JOB:
Reproduce all of the records, changing every "x-tick-label" to "x-axis-tick" and leaving everything else unaltered.

Data listing:
....

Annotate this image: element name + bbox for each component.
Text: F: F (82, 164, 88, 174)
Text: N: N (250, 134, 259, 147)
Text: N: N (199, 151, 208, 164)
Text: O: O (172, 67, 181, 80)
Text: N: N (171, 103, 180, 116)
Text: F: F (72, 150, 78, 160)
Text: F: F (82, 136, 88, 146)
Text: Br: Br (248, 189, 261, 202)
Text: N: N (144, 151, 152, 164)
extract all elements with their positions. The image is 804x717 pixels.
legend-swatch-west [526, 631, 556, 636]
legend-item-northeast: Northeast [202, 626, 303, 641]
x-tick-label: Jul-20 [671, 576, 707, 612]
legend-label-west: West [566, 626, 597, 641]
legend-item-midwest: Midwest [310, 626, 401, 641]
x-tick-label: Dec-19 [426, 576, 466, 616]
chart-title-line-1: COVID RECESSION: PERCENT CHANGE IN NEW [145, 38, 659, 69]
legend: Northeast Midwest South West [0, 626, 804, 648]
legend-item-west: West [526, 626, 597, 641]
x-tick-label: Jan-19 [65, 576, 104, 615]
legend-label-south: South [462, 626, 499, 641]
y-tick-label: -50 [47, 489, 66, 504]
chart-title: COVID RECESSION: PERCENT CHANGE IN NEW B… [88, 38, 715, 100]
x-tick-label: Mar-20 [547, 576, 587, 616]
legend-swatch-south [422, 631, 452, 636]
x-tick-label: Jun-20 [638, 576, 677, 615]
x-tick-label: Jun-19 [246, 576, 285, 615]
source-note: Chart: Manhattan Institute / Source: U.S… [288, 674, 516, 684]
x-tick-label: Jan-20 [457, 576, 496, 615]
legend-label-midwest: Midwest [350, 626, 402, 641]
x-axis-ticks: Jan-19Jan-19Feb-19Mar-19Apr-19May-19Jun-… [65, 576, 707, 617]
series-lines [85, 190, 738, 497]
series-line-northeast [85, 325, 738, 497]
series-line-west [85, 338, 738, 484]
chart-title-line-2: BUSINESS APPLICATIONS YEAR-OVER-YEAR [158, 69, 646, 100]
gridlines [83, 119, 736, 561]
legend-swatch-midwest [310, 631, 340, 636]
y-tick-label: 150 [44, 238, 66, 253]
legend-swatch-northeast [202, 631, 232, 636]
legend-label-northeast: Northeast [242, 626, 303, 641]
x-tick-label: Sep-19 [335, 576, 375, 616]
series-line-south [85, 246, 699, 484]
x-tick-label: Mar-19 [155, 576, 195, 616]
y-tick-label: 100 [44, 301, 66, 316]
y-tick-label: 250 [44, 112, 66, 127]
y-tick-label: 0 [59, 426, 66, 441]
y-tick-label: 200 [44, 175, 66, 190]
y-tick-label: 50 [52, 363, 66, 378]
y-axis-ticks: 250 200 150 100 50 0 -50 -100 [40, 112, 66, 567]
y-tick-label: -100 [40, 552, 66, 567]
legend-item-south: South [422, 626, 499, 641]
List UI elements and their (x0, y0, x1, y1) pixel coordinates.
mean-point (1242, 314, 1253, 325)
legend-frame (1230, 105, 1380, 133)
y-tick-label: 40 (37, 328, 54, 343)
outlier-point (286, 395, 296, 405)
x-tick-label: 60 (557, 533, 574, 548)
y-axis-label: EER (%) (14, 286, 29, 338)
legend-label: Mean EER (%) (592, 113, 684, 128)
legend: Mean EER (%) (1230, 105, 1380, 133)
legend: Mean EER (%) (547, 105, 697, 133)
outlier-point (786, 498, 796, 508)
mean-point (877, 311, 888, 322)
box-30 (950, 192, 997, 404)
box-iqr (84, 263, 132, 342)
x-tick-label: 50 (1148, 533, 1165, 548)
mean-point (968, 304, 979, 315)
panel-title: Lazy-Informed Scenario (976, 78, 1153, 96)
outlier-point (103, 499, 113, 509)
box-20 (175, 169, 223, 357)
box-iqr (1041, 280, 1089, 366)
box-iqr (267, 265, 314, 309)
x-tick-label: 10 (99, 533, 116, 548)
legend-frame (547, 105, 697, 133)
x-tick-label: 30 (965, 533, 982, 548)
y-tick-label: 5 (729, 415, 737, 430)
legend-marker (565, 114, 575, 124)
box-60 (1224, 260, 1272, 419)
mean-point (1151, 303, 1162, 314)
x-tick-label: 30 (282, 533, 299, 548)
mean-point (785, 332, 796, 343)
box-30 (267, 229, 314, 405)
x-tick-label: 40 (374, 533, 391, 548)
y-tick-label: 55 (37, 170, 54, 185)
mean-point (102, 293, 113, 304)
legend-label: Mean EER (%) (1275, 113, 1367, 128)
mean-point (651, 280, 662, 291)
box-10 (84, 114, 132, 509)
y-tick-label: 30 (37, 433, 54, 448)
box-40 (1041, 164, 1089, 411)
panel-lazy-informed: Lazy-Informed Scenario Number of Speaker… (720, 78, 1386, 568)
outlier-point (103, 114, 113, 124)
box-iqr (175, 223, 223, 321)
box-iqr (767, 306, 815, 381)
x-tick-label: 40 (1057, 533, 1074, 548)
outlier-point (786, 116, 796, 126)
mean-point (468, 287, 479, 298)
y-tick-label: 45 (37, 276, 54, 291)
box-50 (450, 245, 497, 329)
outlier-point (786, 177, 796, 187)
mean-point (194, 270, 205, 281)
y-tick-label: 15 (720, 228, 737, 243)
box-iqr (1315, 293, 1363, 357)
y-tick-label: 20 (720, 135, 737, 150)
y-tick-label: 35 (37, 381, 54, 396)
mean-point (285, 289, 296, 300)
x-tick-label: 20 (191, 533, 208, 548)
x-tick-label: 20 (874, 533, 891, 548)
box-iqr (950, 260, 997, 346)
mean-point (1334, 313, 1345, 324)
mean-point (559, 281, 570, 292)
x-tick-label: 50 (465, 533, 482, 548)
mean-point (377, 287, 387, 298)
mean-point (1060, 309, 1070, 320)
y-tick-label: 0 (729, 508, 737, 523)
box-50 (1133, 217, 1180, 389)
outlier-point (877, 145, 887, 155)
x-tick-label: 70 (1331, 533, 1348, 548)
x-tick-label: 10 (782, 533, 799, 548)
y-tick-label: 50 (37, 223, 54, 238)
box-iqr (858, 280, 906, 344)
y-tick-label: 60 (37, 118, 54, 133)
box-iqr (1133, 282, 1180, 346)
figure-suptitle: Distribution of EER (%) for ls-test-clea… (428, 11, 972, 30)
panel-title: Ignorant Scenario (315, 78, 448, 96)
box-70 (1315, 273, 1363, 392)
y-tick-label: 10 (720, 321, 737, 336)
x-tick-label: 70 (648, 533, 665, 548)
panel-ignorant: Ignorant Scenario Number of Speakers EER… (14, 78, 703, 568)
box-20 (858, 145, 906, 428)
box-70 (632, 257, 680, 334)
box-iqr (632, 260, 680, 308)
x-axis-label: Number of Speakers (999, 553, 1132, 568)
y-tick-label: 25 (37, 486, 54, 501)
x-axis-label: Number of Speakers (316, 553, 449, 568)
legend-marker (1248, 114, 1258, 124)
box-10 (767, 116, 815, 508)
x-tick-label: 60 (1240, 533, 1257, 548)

....

WRITTEN RESPONSE:
Annotate this image: element name + bbox for each component.
Text: F: F (82, 164, 88, 174)
Text: N: N (250, 134, 259, 147)
Text: N: N (199, 151, 208, 164)
Text: O: O (172, 67, 181, 80)
Text: N: N (171, 103, 180, 116)
Text: F: F (72, 150, 78, 160)
Text: F: F (82, 136, 88, 146)
Text: Br: Br (248, 189, 261, 202)
Text: N: N (144, 151, 152, 164)
extract all elements with their positions. The image is 804x717 pixels.
legend-swatch-west [526, 631, 556, 636]
legend-item-northeast: Northeast [202, 626, 303, 641]
x-axis-tick: Jul-20 [671, 576, 707, 612]
legend-label-west: West [566, 626, 597, 641]
legend-item-midwest: Midwest [310, 626, 401, 641]
x-axis-tick: Dec-19 [426, 576, 466, 616]
chart-title-line-1: COVID RECESSION: PERCENT CHANGE IN NEW [145, 38, 659, 69]
legend: Northeast Midwest South West [0, 626, 804, 648]
legend-item-west: West [526, 626, 597, 641]
x-axis-tick: Jan-19 [65, 576, 104, 615]
legend-label-south: South [462, 626, 499, 641]
y-tick-label: -50 [47, 489, 66, 504]
chart-title: COVID RECESSION: PERCENT CHANGE IN NEW B… [88, 38, 715, 100]
x-axis-tick: Mar-20 [547, 576, 587, 616]
legend-swatch-south [422, 631, 452, 636]
x-axis-tick: Jun-20 [638, 576, 677, 615]
x-axis-tick: Jun-19 [246, 576, 285, 615]
source-note: Chart: Manhattan Institute / Source: U.S… [288, 674, 516, 684]
x-axis-tick: Jan-20 [457, 576, 496, 615]
legend-label-midwest: Midwest [350, 626, 402, 641]
x-axis-ticks: Jan-19Jan-19Feb-19Mar-19Apr-19May-19Jun-… [65, 576, 707, 617]
series-lines [85, 190, 738, 497]
series-line-northeast [85, 325, 738, 497]
series-line-west [85, 338, 738, 484]
chart-title-line-2: BUSINESS APPLICATIONS YEAR-OVER-YEAR [158, 69, 646, 100]
gridlines [83, 119, 736, 561]
legend-swatch-midwest [310, 631, 340, 636]
y-tick-label: 150 [44, 238, 66, 253]
legend-swatch-northeast [202, 631, 232, 636]
legend-label-northeast: Northeast [242, 626, 303, 641]
x-axis-tick: Sep-19 [335, 576, 375, 616]
series-line-south [85, 246, 699, 484]
x-axis-tick: Mar-19 [155, 576, 195, 616]
y-tick-label: 100 [44, 301, 66, 316]
y-tick-label: 250 [44, 112, 66, 127]
y-tick-label: 0 [59, 426, 66, 441]
y-tick-label: 200 [44, 175, 66, 190]
y-tick-label: 50 [52, 363, 66, 378]
y-axis-ticks: 250 200 150 100 50 0 -50 -100 [40, 112, 66, 567]
y-tick-label: -100 [40, 552, 66, 567]
legend-item-south: South [422, 626, 499, 641]
List UI elements and their (x0, y0, x1, y1) pixel coordinates.
mean-point (1242, 314, 1253, 325)
legend-frame (1230, 105, 1380, 133)
y-tick-label: 40 (37, 328, 54, 343)
outlier-point (286, 395, 296, 405)
x-axis-tick: 60 (557, 533, 574, 548)
y-axis-label: EER (%) (14, 286, 29, 338)
legend-label: Mean EER (%) (592, 113, 684, 128)
legend: Mean EER (%) (1230, 105, 1380, 133)
legend: Mean EER (%) (547, 105, 697, 133)
outlier-point (786, 498, 796, 508)
mean-point (877, 311, 888, 322)
box-30 (950, 192, 997, 404)
box-iqr (84, 263, 132, 342)
x-axis-tick: 50 (1148, 533, 1165, 548)
mean-point (968, 304, 979, 315)
panel-title: Lazy-Informed Scenario (976, 78, 1153, 96)
outlier-point (103, 499, 113, 509)
box-20 (175, 169, 223, 357)
box-iqr (1041, 280, 1089, 366)
box-iqr (267, 265, 314, 309)
x-axis-tick: 10 (99, 533, 116, 548)
legend-frame (547, 105, 697, 133)
x-axis-tick: 30 (965, 533, 982, 548)
y-tick-label: 5 (729, 415, 737, 430)
legend-marker (565, 114, 575, 124)
box-60 (1224, 260, 1272, 419)
mean-point (1151, 303, 1162, 314)
x-axis-tick: 30 (282, 533, 299, 548)
mean-point (785, 332, 796, 343)
box-30 (267, 229, 314, 405)
x-axis-tick: 40 (374, 533, 391, 548)
y-tick-label: 55 (37, 170, 54, 185)
mean-point (102, 293, 113, 304)
legend-label: Mean EER (%) (1275, 113, 1367, 128)
mean-point (651, 280, 662, 291)
box-10 (84, 114, 132, 509)
y-tick-label: 30 (37, 433, 54, 448)
box-40 (1041, 164, 1089, 411)
panel-lazy-informed: Lazy-Informed Scenario Number of Speaker… (720, 78, 1386, 568)
outlier-point (103, 114, 113, 124)
box-iqr (175, 223, 223, 321)
box-iqr (767, 306, 815, 381)
x-axis-tick: 40 (1057, 533, 1074, 548)
outlier-point (786, 116, 796, 126)
mean-point (468, 287, 479, 298)
y-tick-label: 45 (37, 276, 54, 291)
box-50 (450, 245, 497, 329)
outlier-point (786, 177, 796, 187)
mean-point (194, 270, 205, 281)
y-tick-label: 15 (720, 228, 737, 243)
box-iqr (1315, 293, 1363, 357)
y-tick-label: 20 (720, 135, 737, 150)
y-tick-label: 35 (37, 381, 54, 396)
mean-point (285, 289, 296, 300)
x-axis-tick: 20 (191, 533, 208, 548)
x-axis-tick: 20 (874, 533, 891, 548)
box-iqr (950, 260, 997, 346)
mean-point (1334, 313, 1345, 324)
mean-point (559, 281, 570, 292)
x-axis-tick: 50 (465, 533, 482, 548)
mean-point (377, 287, 387, 298)
mean-point (1060, 309, 1070, 320)
y-tick-label: 0 (729, 508, 737, 523)
box-50 (1133, 217, 1180, 389)
outlier-point (877, 145, 887, 155)
x-axis-tick: 70 (1331, 533, 1348, 548)
x-axis-tick: 10 (782, 533, 799, 548)
y-tick-label: 50 (37, 223, 54, 238)
box-iqr (858, 280, 906, 344)
y-tick-label: 60 (37, 118, 54, 133)
box-iqr (1133, 282, 1180, 346)
figure-suptitle: Distribution of EER (%) for ls-test-clea… (428, 11, 972, 30)
panel-title: Ignorant Scenario (315, 78, 448, 96)
box-70 (1315, 273, 1363, 392)
y-tick-label: 10 (720, 321, 737, 336)
x-axis-tick: 70 (648, 533, 665, 548)
panel-ignorant: Ignorant Scenario Number of Speakers EER… (14, 78, 703, 568)
box-20 (858, 145, 906, 428)
box-70 (632, 257, 680, 334)
box-iqr (632, 260, 680, 308)
x-axis-label: Number of Speakers (999, 553, 1132, 568)
y-tick-label: 25 (37, 486, 54, 501)
x-axis-label: Number of Speakers (316, 553, 449, 568)
legend-marker (1248, 114, 1258, 124)
box-10 (767, 116, 815, 508)
x-axis-tick: 60 (1240, 533, 1257, 548)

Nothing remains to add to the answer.